→ **YOUR INSTRUCTIONS**
Images are excluded; otherwise, output every record exactly.

→ **DATASET EXCERPTS**
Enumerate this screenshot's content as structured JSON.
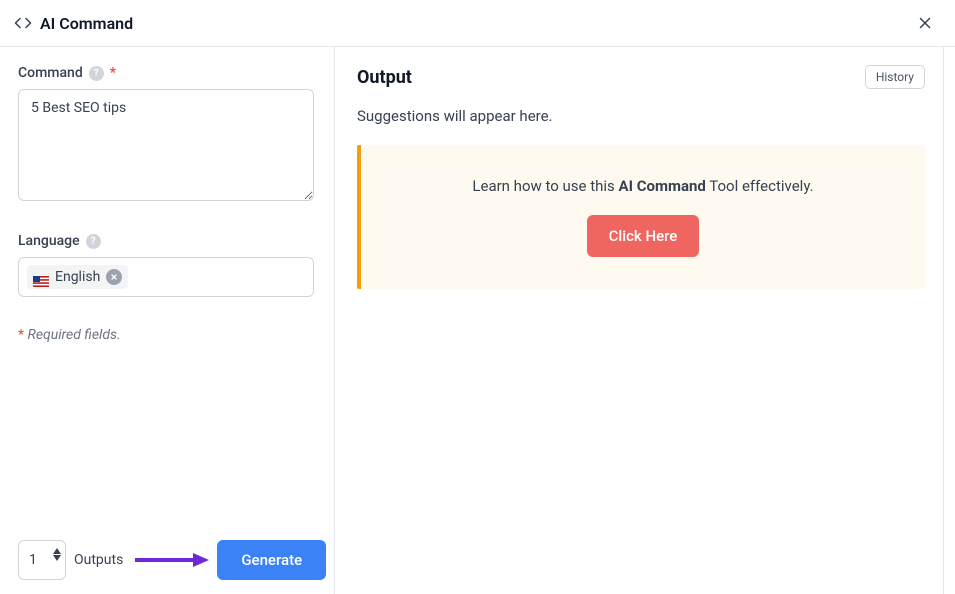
{
  "header": {
    "title": "AI Command"
  },
  "sidebar": {
    "command": {
      "label": "Command",
      "value": "5 Best SEO tips",
      "required_marker": "*"
    },
    "language": {
      "label": "Language",
      "chip_value": "English"
    },
    "required_note_marker": "*",
    "required_note_text": " Required fields.",
    "footer": {
      "outputs_value": "1",
      "outputs_label": "Outputs",
      "generate_label": "Generate"
    }
  },
  "output": {
    "title": "Output",
    "history_label": "History",
    "placeholder": "Suggestions will appear here.",
    "info": {
      "prefix": "Learn how to use this ",
      "bold": "AI Command",
      "suffix": " Tool effectively.",
      "button": "Click Here"
    }
  }
}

→ **RESULT OF THE TASK**
Enumerate this screenshot's content as structured JSON.
{
  "header": {
    "title": "AI Command"
  },
  "sidebar": {
    "command": {
      "label": "Command",
      "value": "5 Best SEO tips",
      "required_marker": "*"
    },
    "language": {
      "label": "Language",
      "chip_value": "English"
    },
    "required_note_marker": "*",
    "required_note_text": " Required fields.",
    "footer": {
      "outputs_value": "1",
      "outputs_label": "Outputs",
      "generate_label": "Generate"
    }
  },
  "output": {
    "title": "Output",
    "history_label": "History",
    "placeholder": "Suggestions will appear here.",
    "info": {
      "prefix": "Learn how to use this ",
      "bold": "AI Command",
      "suffix": " Tool effectively.",
      "button": "Click Here"
    }
  }
}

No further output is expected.